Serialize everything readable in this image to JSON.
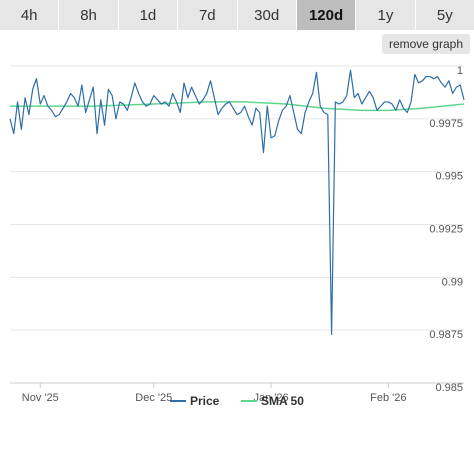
{
  "tabs": [
    {
      "label": "4h",
      "active": false
    },
    {
      "label": "8h",
      "active": false
    },
    {
      "label": "1d",
      "active": false
    },
    {
      "label": "7d",
      "active": false
    },
    {
      "label": "30d",
      "active": false
    },
    {
      "label": "120d",
      "active": true
    },
    {
      "label": "1y",
      "active": false
    },
    {
      "label": "5y",
      "active": false
    }
  ],
  "remove_graph_label": "remove graph",
  "chart_data": {
    "type": "line",
    "title": "",
    "xlabel": "",
    "ylabel": "",
    "ylim": [
      0.985,
      1.0
    ],
    "ytick_values": [
      0.985,
      0.9875,
      0.99,
      0.9925,
      0.995,
      0.9975,
      1
    ],
    "ytick_labels": [
      "0.985",
      "0.9875",
      "0.99",
      "0.9925",
      "0.995",
      "0.9975",
      "1"
    ],
    "xlim": [
      "2025-10-24",
      "2026-02-21"
    ],
    "xticks": [
      {
        "date": "2025-11-01",
        "label": "Nov '25"
      },
      {
        "date": "2025-12-01",
        "label": "Dec '25"
      },
      {
        "date": "2026-01-01",
        "label": "Jan '26"
      },
      {
        "date": "2026-02-01",
        "label": "Feb '26"
      }
    ],
    "grid": "horizontal",
    "legend_position": "bottom-center",
    "series": [
      {
        "name": "Price",
        "color": "#2f6ea8",
        "points": [
          [
            "2025-10-24",
            0.9975
          ],
          [
            "2025-10-25",
            0.9968
          ],
          [
            "2025-10-26",
            0.9983
          ],
          [
            "2025-10-27",
            0.997
          ],
          [
            "2025-10-28",
            0.9985
          ],
          [
            "2025-10-29",
            0.9977
          ],
          [
            "2025-10-30",
            0.9989
          ],
          [
            "2025-10-31",
            0.9994
          ],
          [
            "2025-11-01",
            0.9982
          ],
          [
            "2025-11-02",
            0.9986
          ],
          [
            "2025-11-03",
            0.9981
          ],
          [
            "2025-11-04",
            0.9979
          ],
          [
            "2025-11-05",
            0.9976
          ],
          [
            "2025-11-06",
            0.9977
          ],
          [
            "2025-11-07",
            0.998
          ],
          [
            "2025-11-08",
            0.9983
          ],
          [
            "2025-11-09",
            0.9987
          ],
          [
            "2025-11-10",
            0.9985
          ],
          [
            "2025-11-11",
            0.9981
          ],
          [
            "2025-11-12",
            0.9991
          ],
          [
            "2025-11-13",
            0.9978
          ],
          [
            "2025-11-14",
            0.9984
          ],
          [
            "2025-11-15",
            0.999
          ],
          [
            "2025-11-16",
            0.9968
          ],
          [
            "2025-11-17",
            0.9984
          ],
          [
            "2025-11-18",
            0.9972
          ],
          [
            "2025-11-19",
            0.9989
          ],
          [
            "2025-11-20",
            0.9986
          ],
          [
            "2025-11-21",
            0.9975
          ],
          [
            "2025-11-22",
            0.9983
          ],
          [
            "2025-11-23",
            0.9982
          ],
          [
            "2025-11-24",
            0.9979
          ],
          [
            "2025-11-25",
            0.9985
          ],
          [
            "2025-11-26",
            0.9992
          ],
          [
            "2025-11-27",
            0.9987
          ],
          [
            "2025-11-28",
            0.9983
          ],
          [
            "2025-11-29",
            0.9981
          ],
          [
            "2025-11-30",
            0.9982
          ],
          [
            "2025-12-01",
            0.9986
          ],
          [
            "2025-12-02",
            0.9984
          ],
          [
            "2025-12-03",
            0.9982
          ],
          [
            "2025-12-04",
            0.9983
          ],
          [
            "2025-12-05",
            0.9981
          ],
          [
            "2025-12-06",
            0.9987
          ],
          [
            "2025-12-07",
            0.9983
          ],
          [
            "2025-12-08",
            0.9978
          ],
          [
            "2025-12-09",
            0.9992
          ],
          [
            "2025-12-10",
            0.9985
          ],
          [
            "2025-12-11",
            0.999
          ],
          [
            "2025-12-12",
            0.9986
          ],
          [
            "2025-12-13",
            0.9982
          ],
          [
            "2025-12-14",
            0.9984
          ],
          [
            "2025-12-15",
            0.9987
          ],
          [
            "2025-12-16",
            0.9993
          ],
          [
            "2025-12-17",
            0.9985
          ],
          [
            "2025-12-18",
            0.9977
          ],
          [
            "2025-12-19",
            0.998
          ],
          [
            "2025-12-20",
            0.9982
          ],
          [
            "2025-12-21",
            0.9983
          ],
          [
            "2025-12-22",
            0.998
          ],
          [
            "2025-12-23",
            0.9977
          ],
          [
            "2025-12-24",
            0.9978
          ],
          [
            "2025-12-25",
            0.9981
          ],
          [
            "2025-12-26",
            0.9976
          ],
          [
            "2025-12-27",
            0.9972
          ],
          [
            "2025-12-28",
            0.998
          ],
          [
            "2025-12-29",
            0.9978
          ],
          [
            "2025-12-30",
            0.9959
          ],
          [
            "2025-12-31",
            0.9981
          ],
          [
            "2026-01-01",
            0.9966
          ],
          [
            "2026-01-02",
            0.9967
          ],
          [
            "2026-01-03",
            0.9974
          ],
          [
            "2026-01-04",
            0.9979
          ],
          [
            "2026-01-05",
            0.9981
          ],
          [
            "2026-01-06",
            0.9986
          ],
          [
            "2026-01-07",
            0.9978
          ],
          [
            "2026-01-08",
            0.997
          ],
          [
            "2026-01-09",
            0.9968
          ],
          [
            "2026-01-10",
            0.9978
          ],
          [
            "2026-01-11",
            0.9983
          ],
          [
            "2026-01-12",
            0.9987
          ],
          [
            "2026-01-13",
            0.9997
          ],
          [
            "2026-01-14",
            0.9981
          ],
          [
            "2026-01-15",
            0.9978
          ],
          [
            "2026-01-16",
            0.9977
          ],
          [
            "2026-01-17",
            0.9873
          ],
          [
            "2026-01-18",
            0.9983
          ],
          [
            "2026-01-19",
            0.9982
          ],
          [
            "2026-01-20",
            0.9983
          ],
          [
            "2026-01-21",
            0.9986
          ],
          [
            "2026-01-22",
            0.9998
          ],
          [
            "2026-01-23",
            0.9985
          ],
          [
            "2026-01-24",
            0.9987
          ],
          [
            "2026-01-25",
            0.9982
          ],
          [
            "2026-01-26",
            0.9985
          ],
          [
            "2026-01-27",
            0.9988
          ],
          [
            "2026-01-28",
            0.9985
          ],
          [
            "2026-01-29",
            0.9979
          ],
          [
            "2026-01-30",
            0.9981
          ],
          [
            "2026-01-31",
            0.9983
          ],
          [
            "2026-02-01",
            0.9983
          ],
          [
            "2026-02-02",
            0.9982
          ],
          [
            "2026-02-03",
            0.9979
          ],
          [
            "2026-02-04",
            0.9984
          ],
          [
            "2026-02-05",
            0.998
          ],
          [
            "2026-02-06",
            0.9978
          ],
          [
            "2026-02-07",
            0.9983
          ],
          [
            "2026-02-08",
            0.9996
          ],
          [
            "2026-02-09",
            0.9992
          ],
          [
            "2026-02-10",
            0.9993
          ],
          [
            "2026-02-11",
            0.9995
          ],
          [
            "2026-02-12",
            0.9995
          ],
          [
            "2026-02-13",
            0.9994
          ],
          [
            "2026-02-14",
            0.9995
          ],
          [
            "2026-02-15",
            0.9992
          ],
          [
            "2026-02-16",
            0.999
          ],
          [
            "2026-02-17",
            0.9993
          ],
          [
            "2026-02-18",
            0.9987
          ],
          [
            "2026-02-19",
            0.999
          ],
          [
            "2026-02-20",
            0.9991
          ],
          [
            "2026-02-21",
            0.9984
          ]
        ]
      },
      {
        "name": "SMA 50",
        "color": "#5ed68b",
        "points": [
          [
            "2025-10-24",
            0.9981
          ],
          [
            "2025-11-01",
            0.9981
          ],
          [
            "2025-11-15",
            0.9981
          ],
          [
            "2025-12-01",
            0.9982
          ],
          [
            "2025-12-15",
            0.9983
          ],
          [
            "2025-12-25",
            0.9983
          ],
          [
            "2026-01-05",
            0.9982
          ],
          [
            "2026-01-15",
            0.998
          ],
          [
            "2026-01-25",
            0.9979
          ],
          [
            "2026-02-01",
            0.9979
          ],
          [
            "2026-02-10",
            0.998
          ],
          [
            "2026-02-21",
            0.9982
          ]
        ]
      }
    ]
  }
}
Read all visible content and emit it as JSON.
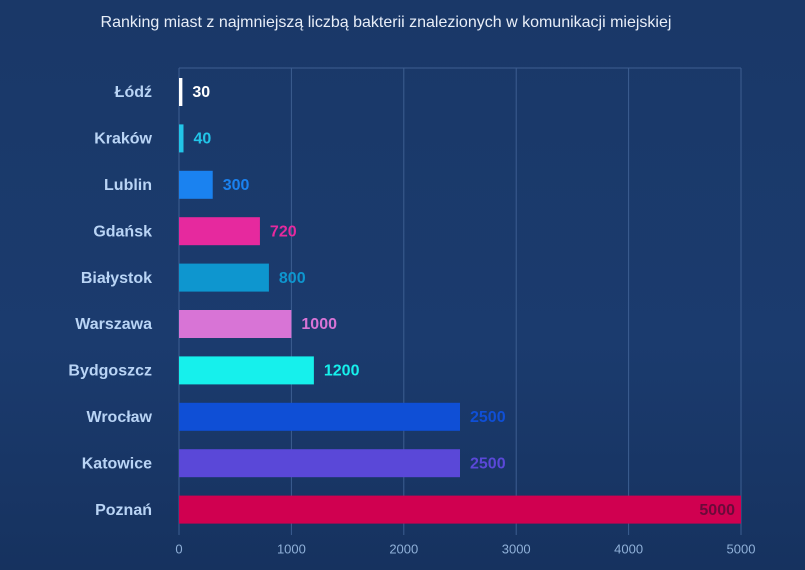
{
  "chart_data": {
    "type": "bar",
    "orientation": "horizontal",
    "title": "Ranking miast z najmniejszą liczbą bakterii znalezionych w komunikacji miejskiej",
    "categories": [
      "Łódź",
      "Kraków",
      "Lublin",
      "Gdańsk",
      "Białystok",
      "Warszawa",
      "Bydgoszcz",
      "Wrocław",
      "Katowice",
      "Poznań"
    ],
    "values": [
      30,
      40,
      300,
      720,
      800,
      1000,
      1200,
      2500,
      2500,
      5000
    ],
    "colors": [
      "#ffffff",
      "#22c5e8",
      "#1a82f0",
      "#e6299e",
      "#0e96cf",
      "#d874d6",
      "#16f0ec",
      "#0f4fd6",
      "#5a48d8",
      "#d00050"
    ],
    "xlim": [
      0,
      5000
    ],
    "xticks": [
      0,
      1000,
      2000,
      3000,
      4000,
      5000
    ],
    "grid": true
  }
}
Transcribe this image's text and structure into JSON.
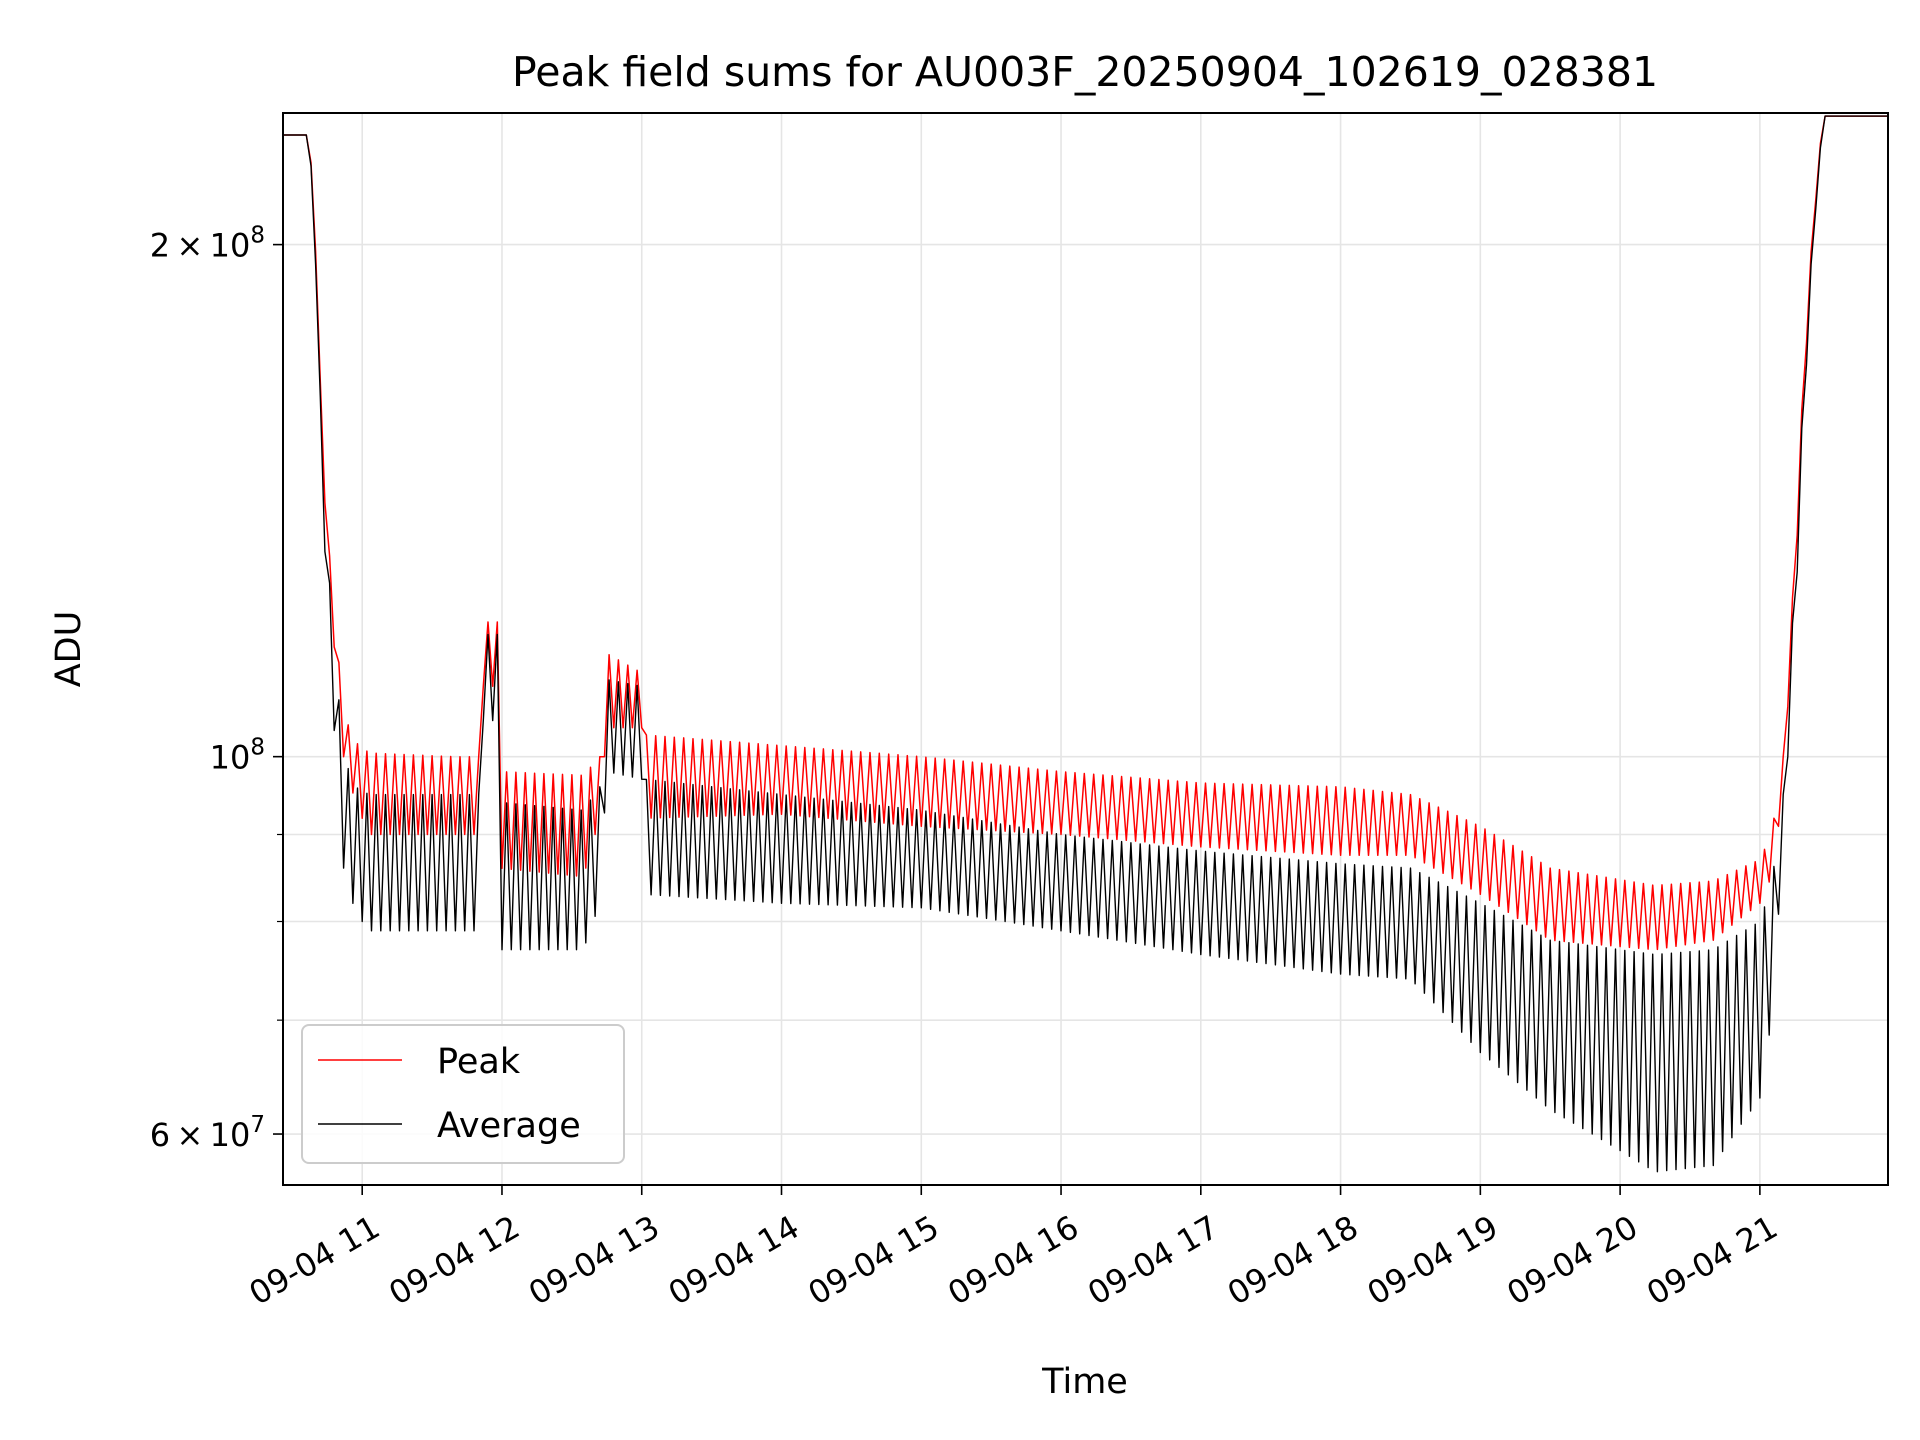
{
  "chart_data": {
    "type": "line",
    "title": "Peak field sums for AU003F_20250904_102619_028381",
    "xlabel": "Time",
    "ylabel": "ADU",
    "yscale": "log",
    "xlim": [
      "2025-09-04 10:26",
      "2025-09-04 21:55"
    ],
    "ylim": [
      56000000,
      239000000
    ],
    "grid": true,
    "legend_position": "bottom-left",
    "x_ticks": [
      "09-04 11",
      "09-04 12",
      "09-04 13",
      "09-04 14",
      "09-04 15",
      "09-04 16",
      "09-04 17",
      "09-04 18",
      "09-04 19",
      "09-04 20",
      "09-04 21"
    ],
    "x_tick_rotation_deg": 30,
    "y_ticks": [
      {
        "value": 200000000,
        "mantissa": "2",
        "exponent": "8"
      },
      {
        "value": 100000000,
        "mantissa": "",
        "exponent": "8"
      },
      {
        "value": 60000000,
        "mantissa": "6",
        "exponent": "7"
      }
    ],
    "y_minor_ticks": [
      70000000,
      80000000,
      90000000
    ],
    "oscillation_period_minutes": 4,
    "series": [
      {
        "name": "Peak",
        "color": "#ff0000",
        "points": [
          [
            "2025-09-04 10:26",
            232000000,
            232000000
          ],
          [
            "2025-09-04 10:37",
            232000000,
            232000000
          ],
          [
            "2025-09-04 10:39",
            215000000,
            215000000
          ],
          [
            "2025-09-04 10:43",
            150000000,
            148000000
          ],
          [
            "2025-09-04 10:47",
            125000000,
            120000000
          ],
          [
            "2025-09-04 10:52",
            106000000,
            100000000
          ],
          [
            "2025-09-04 10:57",
            102000000,
            94000000
          ],
          [
            "2025-09-04 11:03",
            100500000,
            90000000
          ],
          [
            "2025-09-04 11:40",
            100000000,
            90000000
          ],
          [
            "2025-09-04 11:50",
            100000000,
            90000000
          ],
          [
            "2025-09-04 11:51",
            120000000,
            110000000
          ],
          [
            "2025-09-04 11:58",
            120000000,
            110000000
          ],
          [
            "2025-09-04 11:59",
            98000000,
            86000000
          ],
          [
            "2025-09-04 12:35",
            97500000,
            85000000
          ],
          [
            "2025-09-04 12:42",
            100000000,
            92000000
          ],
          [
            "2025-09-04 12:45",
            115000000,
            104000000
          ],
          [
            "2025-09-04 13:00",
            112000000,
            104000000
          ],
          [
            "2025-09-04 13:01",
            103000000,
            92000000
          ],
          [
            "2025-09-04 14:00",
            101500000,
            92500000
          ],
          [
            "2025-09-04 15:00",
            100000000,
            91000000
          ],
          [
            "2025-09-04 16:00",
            98000000,
            90000000
          ],
          [
            "2025-09-04 17:00",
            96500000,
            88500000
          ],
          [
            "2025-09-04 18:00",
            96000000,
            87500000
          ],
          [
            "2025-09-04 18:30",
            95000000,
            87500000
          ],
          [
            "2025-09-04 19:00",
            91000000,
            83000000
          ],
          [
            "2025-09-04 19:30",
            86000000,
            78000000
          ],
          [
            "2025-09-04 20:15",
            84000000,
            77000000
          ],
          [
            "2025-09-04 20:40",
            84500000,
            78000000
          ],
          [
            "2025-09-04 21:00",
            87000000,
            82000000
          ],
          [
            "2025-09-04 21:05",
            90000000,
            85000000
          ],
          [
            "2025-09-04 21:10",
            100000000,
            95000000
          ],
          [
            "2025-09-04 21:15",
            130000000,
            125000000
          ],
          [
            "2025-09-04 21:20",
            180000000,
            175000000
          ],
          [
            "2025-09-04 21:25",
            225000000,
            222000000
          ],
          [
            "2025-09-04 21:28",
            238000000,
            238000000
          ],
          [
            "2025-09-04 21:55",
            238000000,
            238000000
          ]
        ]
      },
      {
        "name": "Average",
        "color": "#000000",
        "points": [
          [
            "2025-09-04 10:26",
            232000000,
            232000000
          ],
          [
            "2025-09-04 10:37",
            232000000,
            232000000
          ],
          [
            "2025-09-04 10:39",
            213000000,
            213000000
          ],
          [
            "2025-09-04 10:43",
            146000000,
            140000000
          ],
          [
            "2025-09-04 10:47",
            120000000,
            108000000
          ],
          [
            "2025-09-04 10:52",
            100000000,
            86000000
          ],
          [
            "2025-09-04 10:57",
            96000000,
            81000000
          ],
          [
            "2025-09-04 11:03",
            95000000,
            79000000
          ],
          [
            "2025-09-04 11:40",
            95000000,
            79000000
          ],
          [
            "2025-09-04 11:50",
            95000000,
            79000000
          ],
          [
            "2025-09-04 11:51",
            118000000,
            105000000
          ],
          [
            "2025-09-04 11:58",
            118000000,
            105000000
          ],
          [
            "2025-09-04 11:59",
            94000000,
            77000000
          ],
          [
            "2025-09-04 12:35",
            93000000,
            77000000
          ],
          [
            "2025-09-04 12:42",
            96000000,
            82000000
          ],
          [
            "2025-09-04 12:45",
            111000000,
            98000000
          ],
          [
            "2025-09-04 13:00",
            110000000,
            97000000
          ],
          [
            "2025-09-04 13:01",
            97000000,
            83000000
          ],
          [
            "2025-09-04 14:00",
            95000000,
            82000000
          ],
          [
            "2025-09-04 15:00",
            93000000,
            81500000
          ],
          [
            "2025-09-04 16:00",
            90000000,
            79000000
          ],
          [
            "2025-09-04 17:00",
            88000000,
            76500000
          ],
          [
            "2025-09-04 18:00",
            86500000,
            74500000
          ],
          [
            "2025-09-04 18:30",
            86000000,
            74000000
          ],
          [
            "2025-09-04 19:00",
            82000000,
            67000000
          ],
          [
            "2025-09-04 19:30",
            78000000,
            62000000
          ],
          [
            "2025-09-04 20:15",
            76500000,
            57000000
          ],
          [
            "2025-09-04 20:40",
            77000000,
            57500000
          ],
          [
            "2025-09-04 21:00",
            80000000,
            63000000
          ],
          [
            "2025-09-04 21:05",
            84000000,
            70000000
          ],
          [
            "2025-09-04 21:10",
            95000000,
            88000000
          ],
          [
            "2025-09-04 21:15",
            126000000,
            118000000
          ],
          [
            "2025-09-04 21:20",
            176000000,
            170000000
          ],
          [
            "2025-09-04 21:25",
            223000000,
            220000000
          ],
          [
            "2025-09-04 21:28",
            238000000,
            238000000
          ],
          [
            "2025-09-04 21:55",
            238000000,
            238000000
          ]
        ]
      }
    ]
  }
}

--------------------------------------------------

EXERCISE DIRECTIONS:
Above are some records. Report the number of their lines that include "horizontal", and add nothing else.

TASK OUTPUT:
2